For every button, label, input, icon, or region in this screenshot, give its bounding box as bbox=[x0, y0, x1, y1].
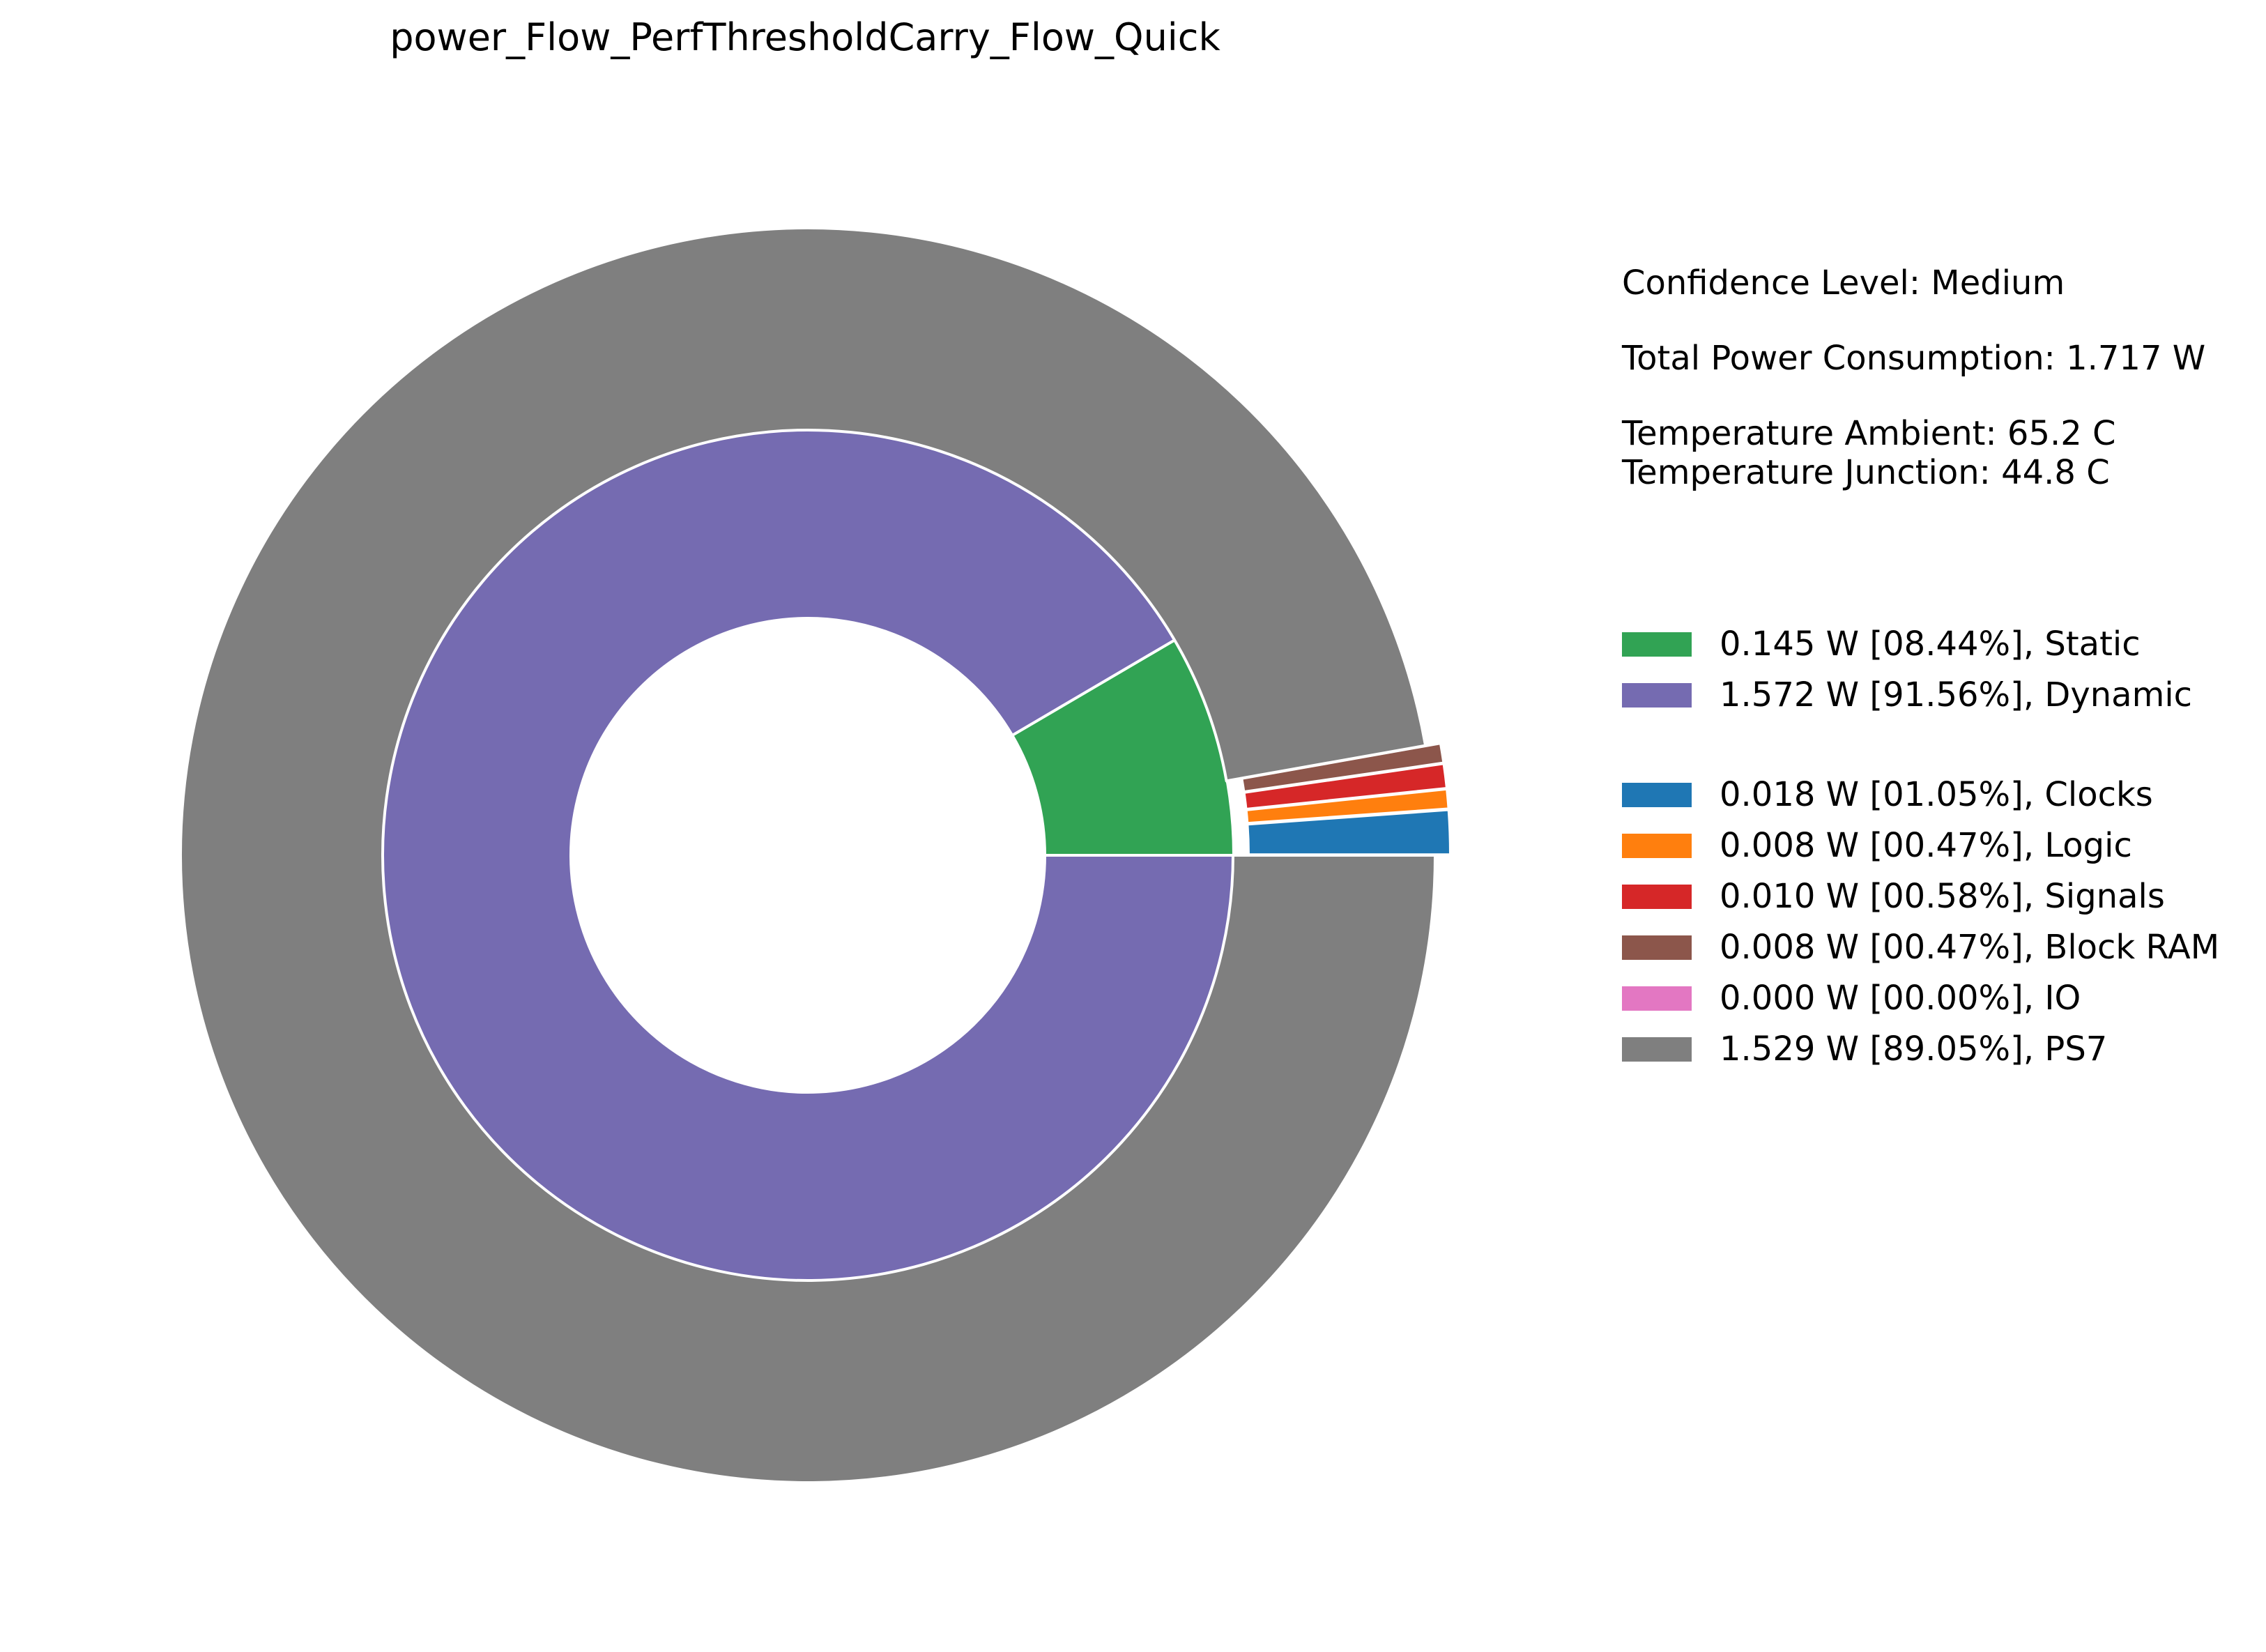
legend-label: 0.008 W [00.47%], Block RAM bbox=[1720, 928, 2220, 967]
legend-swatch bbox=[1622, 1037, 1692, 1062]
legend-swatch bbox=[1622, 783, 1692, 807]
temperature-junction: Temperature Junction: 44.8 C bbox=[1622, 453, 2110, 492]
legend-swatch bbox=[1622, 935, 1692, 960]
legend-swatch bbox=[1622, 632, 1692, 657]
outer-slice-5 bbox=[179, 227, 1437, 1484]
legend-label: 0.010 W [00.58%], Signals bbox=[1720, 877, 2165, 916]
legend-label: 0.018 W [01.05%], Clocks bbox=[1720, 775, 2153, 814]
legend-swatch bbox=[1622, 986, 1692, 1011]
info-block: Confidence Level: Medium Total Power Con… bbox=[1622, 263, 2205, 492]
legend-label: 0.000 W [00.00%], IO bbox=[1720, 979, 2081, 1018]
legend-label: 0.145 W [08.44%], Static bbox=[1720, 625, 2141, 664]
inner-slice-1 bbox=[381, 427, 1235, 1283]
legend-label: 0.008 W [00.47%], Logic bbox=[1720, 826, 2132, 865]
legend-label: 1.529 W [89.05%], PS7 bbox=[1720, 1030, 2108, 1069]
chart-title: power_Flow_PerfThresholdCarry_Flow_Quick bbox=[390, 15, 1220, 59]
legend-swatch bbox=[1622, 834, 1692, 858]
confidence-level: Confidence Level: Medium bbox=[1622, 263, 2065, 303]
temperature-ambient: Temperature Ambient: 65.2 C bbox=[1622, 414, 2116, 453]
legend-swatch bbox=[1622, 885, 1692, 909]
total-power: Total Power Consumption: 1.717 W bbox=[1622, 339, 2206, 378]
legend-label: 1.572 W [91.56%], Dynamic bbox=[1720, 675, 2193, 714]
legend-swatch bbox=[1622, 683, 1692, 708]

^^^^^^^^

Short task:
Copy every line of the entries above verbatim, leaving out the picture.

Correct result:
For every button, label, input, icon, or region in this screenshot, give its bounding box as bbox=[x0, y0, x1, y1].
legend-label: 0.008 W [00.47%], Block RAM bbox=[1720, 928, 2220, 967]
legend-swatch bbox=[1622, 1037, 1692, 1062]
legend-swatch bbox=[1622, 783, 1692, 807]
temperature-junction: Temperature Junction: 44.8 C bbox=[1622, 453, 2110, 492]
legend-swatch bbox=[1622, 935, 1692, 960]
legend-swatch bbox=[1622, 632, 1692, 657]
outer-slice-5 bbox=[179, 227, 1437, 1484]
legend-label: 0.010 W [00.58%], Signals bbox=[1720, 877, 2165, 916]
legend-label: 0.018 W [01.05%], Clocks bbox=[1720, 775, 2153, 814]
legend-swatch bbox=[1622, 986, 1692, 1011]
info-block: Confidence Level: Medium Total Power Con… bbox=[1622, 263, 2205, 492]
legend-label: 0.000 W [00.00%], IO bbox=[1720, 979, 2081, 1018]
legend-label: 0.145 W [08.44%], Static bbox=[1720, 625, 2141, 664]
inner-slice-1 bbox=[381, 427, 1235, 1283]
legend-label: 0.008 W [00.47%], Logic bbox=[1720, 826, 2132, 865]
legend-label: 1.529 W [89.05%], PS7 bbox=[1720, 1030, 2108, 1069]
chart-title: power_Flow_PerfThresholdCarry_Flow_Quick bbox=[390, 15, 1220, 59]
legend-swatch bbox=[1622, 834, 1692, 858]
confidence-level: Confidence Level: Medium bbox=[1622, 263, 2065, 303]
temperature-ambient: Temperature Ambient: 65.2 C bbox=[1622, 414, 2116, 453]
legend-swatch bbox=[1622, 885, 1692, 909]
total-power: Total Power Consumption: 1.717 W bbox=[1622, 339, 2206, 378]
legend-label: 1.572 W [91.56%], Dynamic bbox=[1720, 675, 2193, 714]
legend-swatch bbox=[1622, 683, 1692, 708]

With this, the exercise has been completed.